SAIA DO SOL E DA CHUVA, ENTRE...

A morada é simples, é sertaneja, mas tem alimento para o espírito, amizade e afeto.



segunda-feira, 20 de dezembro de 2010

GENTE DE SOL E DE CHUVA (Crônica)

GENTE DE SOL E DE CHUVA

Rangel Alves da Costa*


Sem dúvida que a vida se apresenta desigualmente entre as pessoas e para as pessoas. Alguns já nascem em berço de ouro, sem precisar de qualquer esforço para ter uma vida no luxo e na riqueza. Outros dão um duro danado para melhorar e crescer na vida, sendo que apenas uma parte consegue alcançar o ramo de ouro. Já outros...
Outros são felizes assim mesmo, com a medida que Deus lhes deu, conformados com o destino e impregnados de alguns elementos que somente eles têm: coragem para trabalhar, esperança, destemor, força para continuar lutando sempre, paciência e muita dedicação àquilo que pouco têm ou possuem.

* * * *

§ Instrução 1: Poderia reproduzir o trecho da crônica sobre gente de sol e de chuva de "segunda-feira, 20 de" a "ouro. Já outros...", substituindo "ouro" por "prata"?
§ Instrução 2: Poderia retomar a crônica sobre gente de sol e de chuva e continuá-la a partir do ponto em que ela termina?
Os itens que vêm a seguir não são usados aqui.

§ Linhas de dados:
* * * *

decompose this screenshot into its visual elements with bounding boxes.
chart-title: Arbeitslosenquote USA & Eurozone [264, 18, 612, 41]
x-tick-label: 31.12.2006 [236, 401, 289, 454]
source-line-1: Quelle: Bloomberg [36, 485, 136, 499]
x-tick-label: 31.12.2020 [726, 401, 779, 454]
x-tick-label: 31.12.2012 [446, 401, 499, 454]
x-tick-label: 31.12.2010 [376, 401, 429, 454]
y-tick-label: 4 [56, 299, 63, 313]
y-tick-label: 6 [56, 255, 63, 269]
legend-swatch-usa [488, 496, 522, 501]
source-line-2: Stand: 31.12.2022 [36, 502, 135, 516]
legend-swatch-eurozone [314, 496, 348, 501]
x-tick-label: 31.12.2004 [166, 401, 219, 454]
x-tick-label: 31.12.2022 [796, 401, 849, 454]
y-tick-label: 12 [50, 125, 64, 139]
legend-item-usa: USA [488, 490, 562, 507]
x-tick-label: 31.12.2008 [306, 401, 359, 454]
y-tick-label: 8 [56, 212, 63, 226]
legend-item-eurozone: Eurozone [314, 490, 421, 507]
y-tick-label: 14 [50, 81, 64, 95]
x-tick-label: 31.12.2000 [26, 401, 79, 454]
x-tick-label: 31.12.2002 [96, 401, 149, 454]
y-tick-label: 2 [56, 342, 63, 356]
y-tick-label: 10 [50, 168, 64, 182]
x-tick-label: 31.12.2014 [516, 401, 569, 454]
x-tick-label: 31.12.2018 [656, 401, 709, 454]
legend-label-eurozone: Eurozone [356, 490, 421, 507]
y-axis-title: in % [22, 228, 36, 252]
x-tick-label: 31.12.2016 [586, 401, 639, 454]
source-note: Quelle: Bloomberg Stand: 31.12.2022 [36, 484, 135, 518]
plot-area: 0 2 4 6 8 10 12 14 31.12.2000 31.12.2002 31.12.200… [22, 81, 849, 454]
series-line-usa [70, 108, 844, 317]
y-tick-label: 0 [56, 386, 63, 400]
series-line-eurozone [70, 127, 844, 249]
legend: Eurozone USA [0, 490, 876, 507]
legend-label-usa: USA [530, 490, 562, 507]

* * * *

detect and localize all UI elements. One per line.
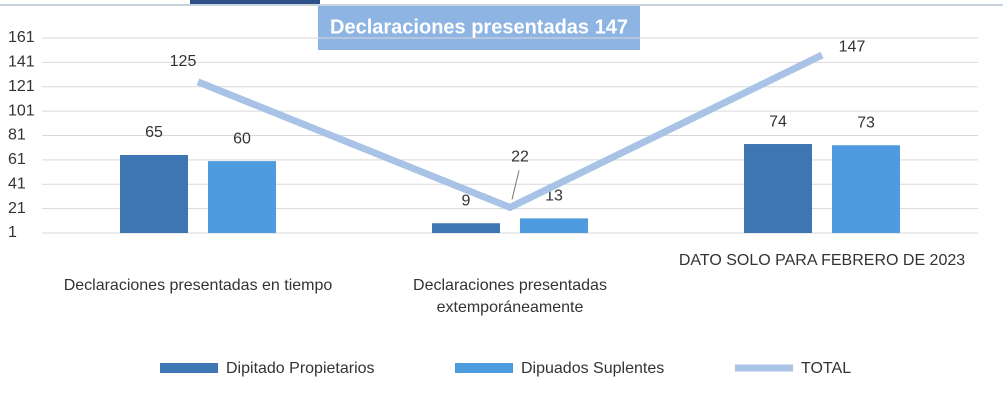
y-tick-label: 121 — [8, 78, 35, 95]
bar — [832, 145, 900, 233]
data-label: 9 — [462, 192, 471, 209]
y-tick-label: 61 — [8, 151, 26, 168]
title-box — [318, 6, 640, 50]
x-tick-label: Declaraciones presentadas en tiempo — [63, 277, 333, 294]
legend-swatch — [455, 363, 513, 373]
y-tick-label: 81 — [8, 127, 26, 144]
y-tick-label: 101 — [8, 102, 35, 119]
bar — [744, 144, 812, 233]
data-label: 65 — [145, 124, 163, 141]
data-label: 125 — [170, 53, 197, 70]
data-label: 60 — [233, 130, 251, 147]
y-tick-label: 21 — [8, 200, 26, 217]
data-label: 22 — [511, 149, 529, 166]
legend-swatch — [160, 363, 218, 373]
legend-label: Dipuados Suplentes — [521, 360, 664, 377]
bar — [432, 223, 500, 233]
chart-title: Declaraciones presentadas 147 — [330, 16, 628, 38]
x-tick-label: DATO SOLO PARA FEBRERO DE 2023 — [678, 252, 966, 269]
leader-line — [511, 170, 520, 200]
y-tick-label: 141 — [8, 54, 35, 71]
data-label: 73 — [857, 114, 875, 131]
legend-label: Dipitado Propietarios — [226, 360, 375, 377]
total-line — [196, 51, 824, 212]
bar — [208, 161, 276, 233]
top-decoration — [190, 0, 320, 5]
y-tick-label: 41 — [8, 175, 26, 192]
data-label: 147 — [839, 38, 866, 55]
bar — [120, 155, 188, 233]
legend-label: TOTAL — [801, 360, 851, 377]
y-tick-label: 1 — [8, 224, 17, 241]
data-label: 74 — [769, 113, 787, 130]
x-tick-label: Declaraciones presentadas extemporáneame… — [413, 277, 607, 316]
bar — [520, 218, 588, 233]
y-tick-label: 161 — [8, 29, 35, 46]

* * * *

§ Resposta redigida 1:
segunda-feira, 20 de dezembro de 2010

GENTE DE SOL E DE CHUVA (Crônica)

GENTE DE SOL E DE CHUVA

Rangel Alves da Costa*


Sem dúvida que a vida se apresenta desigualmente entre as pessoas e para as pessoas. Alguns já nascem em berço de prata, sem precisar de qualquer esforço para ter uma vida no luxo e na riqueza. Outros dão um duro danado para melhorar e crescer na vida, sendo que apenas uma parte consegue alcançar o ramo de prata. Já outros...

§ Resposta redigida 2:
Não é fácil, mas antes do galo cantar e depois de tomar uma xícara de café fumegante com uma mão de farinha e uma perna de preá, o matuto encorajado pela necessidade já vai botando enxada ou enxadeco no ombro, ajeitando o chapéu pelos olhos e seguindo para mais um dia de labuta dura e difícil. Roçar, plantar, desmatar, remover, refazer, coivarar...
Nem sempre leva comida no alforje nem o cantil cheio de água, mas sempre caminha com esperança certeira para o roçado distante onde vai prestar qualquer serviço pra ganhar doistões. No fim de semana, juntado o ganho todo, mal dá pra comprar o de comer. Mais ainda assim tem que suportar o calorão, a ventania, a chuva, a tempestade, a cobra escondida na moita, e tudo pela necessidade de sobrevivência.
De sol a sol, na lua ou no dia, uma gente destemida faz do suor sem cansaço o único destino da sobrevida. Carreiro carreia mil léguas com uma carrada de palma pra os bichinhos não morrer de fome na seca inclemente; vaqueiro se lanha todo nos galhos da jurema e da catingueira, mas não deixar o boi valente se perder de vista, desabar no meio do mundo; planta palma, colhe capim, junta o mato no aceiro, toca fogo, vai atrás de teiú e preá, é um pega e não pega, é uma vida de danar.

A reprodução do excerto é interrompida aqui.